## What this task involves
Quote every line as given.

## Entries provided
-- begin --
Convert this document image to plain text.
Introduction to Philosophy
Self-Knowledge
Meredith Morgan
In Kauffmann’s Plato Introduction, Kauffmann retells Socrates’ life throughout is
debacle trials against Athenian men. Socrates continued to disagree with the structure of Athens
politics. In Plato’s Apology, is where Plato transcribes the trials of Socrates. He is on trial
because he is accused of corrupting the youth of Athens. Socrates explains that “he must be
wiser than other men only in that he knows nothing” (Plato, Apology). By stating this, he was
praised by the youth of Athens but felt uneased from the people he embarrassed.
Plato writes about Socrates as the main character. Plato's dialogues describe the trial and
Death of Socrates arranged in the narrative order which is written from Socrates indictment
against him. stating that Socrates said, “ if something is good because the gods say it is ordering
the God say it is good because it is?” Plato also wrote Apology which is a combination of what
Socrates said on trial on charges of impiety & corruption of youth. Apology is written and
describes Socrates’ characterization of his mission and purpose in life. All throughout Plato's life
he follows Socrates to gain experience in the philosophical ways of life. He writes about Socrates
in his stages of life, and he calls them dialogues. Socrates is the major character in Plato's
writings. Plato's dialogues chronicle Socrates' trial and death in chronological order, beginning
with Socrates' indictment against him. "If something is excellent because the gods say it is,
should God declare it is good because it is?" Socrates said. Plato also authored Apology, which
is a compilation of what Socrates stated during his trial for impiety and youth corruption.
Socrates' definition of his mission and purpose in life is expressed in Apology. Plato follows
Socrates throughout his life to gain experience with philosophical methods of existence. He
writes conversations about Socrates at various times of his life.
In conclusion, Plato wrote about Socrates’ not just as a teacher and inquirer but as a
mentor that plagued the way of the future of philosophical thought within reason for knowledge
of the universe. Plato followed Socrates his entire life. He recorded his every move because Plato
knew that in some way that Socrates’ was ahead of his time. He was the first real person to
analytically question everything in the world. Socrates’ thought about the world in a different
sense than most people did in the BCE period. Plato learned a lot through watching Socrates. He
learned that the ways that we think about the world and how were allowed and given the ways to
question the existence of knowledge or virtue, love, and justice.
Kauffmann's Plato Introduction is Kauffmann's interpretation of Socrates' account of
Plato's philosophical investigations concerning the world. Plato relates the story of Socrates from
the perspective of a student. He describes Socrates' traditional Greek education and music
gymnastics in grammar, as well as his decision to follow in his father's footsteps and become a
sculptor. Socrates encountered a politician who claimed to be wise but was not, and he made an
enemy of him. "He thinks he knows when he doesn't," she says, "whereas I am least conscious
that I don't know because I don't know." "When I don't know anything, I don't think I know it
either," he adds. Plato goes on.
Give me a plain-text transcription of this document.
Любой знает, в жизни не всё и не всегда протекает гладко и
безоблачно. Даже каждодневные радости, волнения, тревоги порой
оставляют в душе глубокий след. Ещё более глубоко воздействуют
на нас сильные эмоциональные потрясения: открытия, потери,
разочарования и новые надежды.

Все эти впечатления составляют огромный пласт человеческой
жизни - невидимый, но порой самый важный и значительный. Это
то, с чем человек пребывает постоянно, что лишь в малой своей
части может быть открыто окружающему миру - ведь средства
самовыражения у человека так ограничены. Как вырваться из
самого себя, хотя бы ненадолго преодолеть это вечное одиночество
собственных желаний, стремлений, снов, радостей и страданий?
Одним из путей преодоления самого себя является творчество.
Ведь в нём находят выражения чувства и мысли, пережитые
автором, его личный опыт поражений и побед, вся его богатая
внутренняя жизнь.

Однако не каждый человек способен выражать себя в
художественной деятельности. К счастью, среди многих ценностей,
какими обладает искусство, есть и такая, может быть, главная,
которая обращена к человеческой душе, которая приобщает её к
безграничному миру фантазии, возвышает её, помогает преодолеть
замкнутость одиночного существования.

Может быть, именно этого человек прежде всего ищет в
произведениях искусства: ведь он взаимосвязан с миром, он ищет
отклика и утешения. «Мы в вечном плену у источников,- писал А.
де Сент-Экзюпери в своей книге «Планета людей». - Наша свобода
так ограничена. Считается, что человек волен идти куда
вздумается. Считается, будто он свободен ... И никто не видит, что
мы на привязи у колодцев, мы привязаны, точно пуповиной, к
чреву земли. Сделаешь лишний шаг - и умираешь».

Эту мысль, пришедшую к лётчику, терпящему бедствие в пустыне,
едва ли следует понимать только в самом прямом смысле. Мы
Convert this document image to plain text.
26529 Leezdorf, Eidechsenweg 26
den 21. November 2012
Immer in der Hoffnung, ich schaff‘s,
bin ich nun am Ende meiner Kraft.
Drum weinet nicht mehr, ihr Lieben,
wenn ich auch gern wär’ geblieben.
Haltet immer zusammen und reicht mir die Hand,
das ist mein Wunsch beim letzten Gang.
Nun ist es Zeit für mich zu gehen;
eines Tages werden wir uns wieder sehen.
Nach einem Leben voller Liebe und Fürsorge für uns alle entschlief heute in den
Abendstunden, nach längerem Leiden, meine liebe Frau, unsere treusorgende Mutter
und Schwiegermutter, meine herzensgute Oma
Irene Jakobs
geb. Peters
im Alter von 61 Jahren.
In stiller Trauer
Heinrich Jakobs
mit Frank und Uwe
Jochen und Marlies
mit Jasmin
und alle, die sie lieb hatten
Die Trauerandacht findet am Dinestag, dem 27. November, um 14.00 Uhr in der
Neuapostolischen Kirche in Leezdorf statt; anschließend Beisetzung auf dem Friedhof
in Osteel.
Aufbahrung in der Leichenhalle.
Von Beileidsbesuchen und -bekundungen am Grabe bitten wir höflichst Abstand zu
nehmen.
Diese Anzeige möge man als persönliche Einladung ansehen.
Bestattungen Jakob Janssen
-- end --
## Finished task
Convert this document image to plain text.
Introduction to Philosophy
Self-Knowledge
Meredith Morgan
In Kauffmann’s Plato Introduction, Kauffmann retells Socrates’ life throughout is
debacle trials against Athenian men. Socrates continued to disagree with the structure of Athens
politics. In Plato’s Apology, is where Plato transcribes the trials of Socrates. He is on trial
because he is accused of corrupting the youth of Athens. Socrates explains that “he must be
wiser than other men only in that he knows nothing” (Plato, Apology). By stating this, he was
praised by the youth of Athens but felt uneased from the people he embarrassed.
Plato writes about Socrates as the main character. Plato's dialogues describe the trial and
Death of Socrates arranged in the narrative order which is written from Socrates indictment
against him. stating that Socrates said, “ if something is good because the gods say it is ordering
the God say it is good because it is?” Plato also wrote Apology which is a combination of what
Socrates said on trial on charges of impiety & corruption of youth. Apology is written and
describes Socrates’ characterization of his mission and purpose in life. All throughout Plato's life
he follows Socrates to gain experience in the philosophical ways of life. He writes about Socrates
in his stages of life, and he calls them dialogues. Socrates is the major character in Plato's
writings. Plato's dialogues chronicle Socrates' trial and death in chronological order, beginning
with Socrates' indictment against him. "If something is excellent because the gods say it is,
should God declare it is good because it is?" Socrates said. Plato also authored Apology, which
is a compilation of what Socrates stated during his trial for impiety and youth corruption.
Socrates' definition of his mission and purpose in life is expressed in Apology. Plato follows
Socrates throughout his life to gain experience with philosophical methods of existence. He
writes conversations about Socrates at various times of his life.
In conclusion, Plato wrote about Socrates’ not just as a teacher and inquirer but as a
mentor that plagued the way of the future of philosophical thought within reason for knowledge
of the universe. Plato followed Socrates his entire life. He recorded his every move because Plato
knew that in some way that Socrates’ was ahead of his time. He was the first real person to
analytically question everything in the world. Socrates’ thought about the world in a different
sense than most people did in the BCE period. Plato learned a lot through watching Socrates. He
learned that the ways that we think about the world and how were allowed and given the ways to
question the existence of knowledge or virtue, love, and justice.
Kauffmann's Plato Introduction is Kauffmann's interpretation of Socrates' account of
Plato's philosophical investigations concerning the world. Plato relates the story of Socrates from
the perspective of a student. He describes Socrates' traditional Greek education and music
gymnastics in grammar, as well as his decision to follow in his father's footsteps and become a
sculptor. Socrates encountered a politician who claimed to be wise but was not, and he made an
enemy of him. "He thinks he knows when he doesn't," she says, "whereas I am least conscious
that I don't know because I don't know." "When I don't know anything, I don't think I know it
either," he adds. Plato goes on.
Give me a plain-text transcription of this document.
Любой знает, в жизни не всё и не всегда протекает гладко и
безоблачно. Даже каждодневные радости, волнения, тревоги порой
оставляют в душе глубокий след. Ещё более глубоко воздействуют
на нас сильные эмоциональные потрясения: открытия, потери,
разочарования и новые надежды.

Все эти впечатления составляют огромный пласт человеческой
жизни - невидимый, но порой самый важный и значительный. Это
то, с чем человек пребывает постоянно, что лишь в малой своей
части может быть открыто окружающему миру - ведь средства
самовыражения у человека так ограничены. Как вырваться из
самого себя, хотя бы ненадолго преодолеть это вечное одиночество
собственных желаний, стремлений, снов, радостей и страданий?
Одним из путей преодоления самого себя является творчество.
Ведь в нём находят выражения чувства и мысли, пережитые
автором, его личный опыт поражений и побед, вся его богатая
внутренняя жизнь.

Однако не каждый человек способен выражать себя в
художественной деятельности. К счастью, среди многих ценностей,
какими обладает искусство, есть и такая, может быть, главная,
которая обращена к человеческой душе, которая приобщает её к
безграничному миру фантазии, возвышает её, помогает преодолеть
замкнутость одиночного существования.

Может быть, именно этого человек прежде всего ищет в
произведениях искусства: ведь он взаимосвязан с миром, он ищет
отклика и утешения. «Мы в вечном плену у источников,- писал А.
де Сент-Экзюпери в своей книге «Планета людей». - Наша свобода
так ограничена. Считается, что человек волен идти куда
вздумается. Считается, будто он свободен ... И никто не видит, что
мы на привязи у колодцев, мы привязаны, точно пуповиной, к
чреву земли. Сделаешь лишний шаг - и умираешь».

Эту мысль, пришедшую к лётчику, терпящему бедствие в пустыне,
едва ли следует понимать только в самом прямом смысле. Мы
Convert this document image to plain text.
26529 Leezdorf, Eidechsenweg 26
den 21. November 2012
Immer in der Hoffnung, ich schaff‘s,
bin ich nun am Ende meiner Kraft.
Drum weinet nicht mehr, ihr Lieben,
wenn ich auch gern wär’ geblieben.
Haltet immer zusammen und reicht mir die Hand,
das ist mein Wunsch beim letzten Gang.
Nun ist es Zeit für mich zu gehen;
eines Tages werden wir uns wieder sehen.
Nach einem Leben voller Liebe und Fürsorge für uns alle entschlief heute in den
Abendstunden, nach längerem Leiden, meine liebe Frau, unsere treusorgende Mutter
und Schwiegermutter, meine herzensgute Oma
Irene Jakobs
geb. Peters
im Alter von 61 Jahren.
In stiller Trauer
Heinrich Jakobs
mit Frank und Uwe
Jochen und Marlies
mit Jasmin
und alle, die sie lieb hatten
Die Trauerandacht findet am Dinestag, dem 27. November, um 14.00 Uhr in der
Neuapostolischen Kirche in Leezdorf statt; anschließend Beisetzung auf dem Friedhof
in Osteel.
Aufbahrung in der Leichenhalle.
Von Beileidsbesuchen und -bekundungen am Grabe bitten wir höflichst Abstand zu
nehmen.
Diese Anzeige möge man als persönliche Einladung ansehen.
Bestattungen Jakob Janssen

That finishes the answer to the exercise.